DOCUMENT SECTION:
•••••
Changing these unacceptable circumstances requires legislation to require these institutions to provide these basic necessities. What can you do from home? Sign PERIOD's national petition for free menstrual care products and Period Equity's petition for tax-free periods. Call up your representatives or send them an email. Make a ruckus to demand new laws. (You can name-drop the Menstrual Equity for All Act of 2019 or H.R.1882, which is one of the laws PERIOD supports passing. According to the Thinx report, it would "improve access to period products in schools, incarceration facilities, homeless shelters, businesses, and public federal buildings as well as allow period products to be covered by Medicaid and pretax flexible spending accounts.")
6. Volunteer at charities that educate about menstrual health and equity.
"One way people can support menstrual health initiatives would be to volunteer their time to charities that are dedicated to educating young teens and women on proper hygiene practices targeted toward their period," Crystal Etienne, founder of period underwear company Ruby Love, tells mbg. "This will not only give hands-on experience but will also allow the opportunity to understand firsthand the struggles some women face every month during their menstrual cycle."
•••••
SUPPLIED MATERIAL:
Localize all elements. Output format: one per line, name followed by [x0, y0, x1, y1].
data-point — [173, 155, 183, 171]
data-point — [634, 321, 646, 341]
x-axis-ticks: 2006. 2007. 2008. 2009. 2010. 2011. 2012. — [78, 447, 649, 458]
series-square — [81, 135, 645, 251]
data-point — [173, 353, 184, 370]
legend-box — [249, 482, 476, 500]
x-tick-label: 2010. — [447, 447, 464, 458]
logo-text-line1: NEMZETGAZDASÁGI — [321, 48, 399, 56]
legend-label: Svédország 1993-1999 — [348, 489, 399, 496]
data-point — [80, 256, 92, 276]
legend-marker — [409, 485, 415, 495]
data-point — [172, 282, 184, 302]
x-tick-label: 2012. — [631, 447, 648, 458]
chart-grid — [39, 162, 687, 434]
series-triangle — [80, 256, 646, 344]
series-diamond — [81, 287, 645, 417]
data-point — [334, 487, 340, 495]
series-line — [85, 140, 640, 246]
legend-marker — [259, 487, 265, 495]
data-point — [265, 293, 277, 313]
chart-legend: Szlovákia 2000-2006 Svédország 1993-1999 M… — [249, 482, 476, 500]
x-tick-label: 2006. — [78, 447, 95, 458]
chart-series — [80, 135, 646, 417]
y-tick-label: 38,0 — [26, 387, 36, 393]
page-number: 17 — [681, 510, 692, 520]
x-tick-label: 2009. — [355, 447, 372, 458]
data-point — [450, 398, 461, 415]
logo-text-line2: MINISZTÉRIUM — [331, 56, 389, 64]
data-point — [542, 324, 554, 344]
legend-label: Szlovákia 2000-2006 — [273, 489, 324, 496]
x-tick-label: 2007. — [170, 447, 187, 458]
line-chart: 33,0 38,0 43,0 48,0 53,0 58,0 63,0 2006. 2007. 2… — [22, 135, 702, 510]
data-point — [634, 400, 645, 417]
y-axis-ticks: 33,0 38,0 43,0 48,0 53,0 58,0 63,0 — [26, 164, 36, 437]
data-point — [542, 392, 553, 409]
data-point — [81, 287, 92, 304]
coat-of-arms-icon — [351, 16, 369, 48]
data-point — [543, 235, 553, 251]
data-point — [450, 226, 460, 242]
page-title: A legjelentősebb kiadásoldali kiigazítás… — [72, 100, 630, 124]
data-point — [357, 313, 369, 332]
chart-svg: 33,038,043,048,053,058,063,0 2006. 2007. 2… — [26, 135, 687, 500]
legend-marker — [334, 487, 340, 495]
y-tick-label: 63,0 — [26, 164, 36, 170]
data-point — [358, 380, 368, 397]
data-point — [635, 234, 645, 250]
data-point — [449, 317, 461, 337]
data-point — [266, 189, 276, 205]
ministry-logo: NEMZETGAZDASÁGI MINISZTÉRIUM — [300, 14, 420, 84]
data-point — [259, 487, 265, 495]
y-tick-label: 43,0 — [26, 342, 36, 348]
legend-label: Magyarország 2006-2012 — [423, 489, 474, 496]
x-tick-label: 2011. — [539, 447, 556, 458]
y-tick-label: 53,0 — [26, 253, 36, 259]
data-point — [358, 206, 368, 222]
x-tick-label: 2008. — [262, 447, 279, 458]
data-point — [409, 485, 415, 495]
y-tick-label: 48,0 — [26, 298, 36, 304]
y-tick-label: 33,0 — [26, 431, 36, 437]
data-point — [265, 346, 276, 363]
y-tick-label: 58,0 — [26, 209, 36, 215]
•••••
THE TASK: Copy the passage about menstrual equity word for word from "Changing these unacceptable" to "health and equity.". Rely only on the passage about menstrual equity, not on the material.

ANSWER TO THIS EXERCISE:
Changing these unacceptable circumstances requires legislation to require these institutions to provide these basic necessities. What can you do from home? Sign PERIOD's national petition for free menstrual care products and Period Equity's petition for tax-free periods. Call up your representatives or send them an email. Make a ruckus to demand new laws. (You can name-drop the Menstrual Equity for All Act of 2019 or H.R.1882, which is one of the laws PERIOD supports passing. According to the Thinx report, it would "improve access to period products in schools, incarceration facilities, homeless shelters, businesses, and public federal buildings as well as allow period products to be covered by Medicaid and pretax flexible spending accounts.")
6. Volunteer at charities that educate about menstrual health and equity.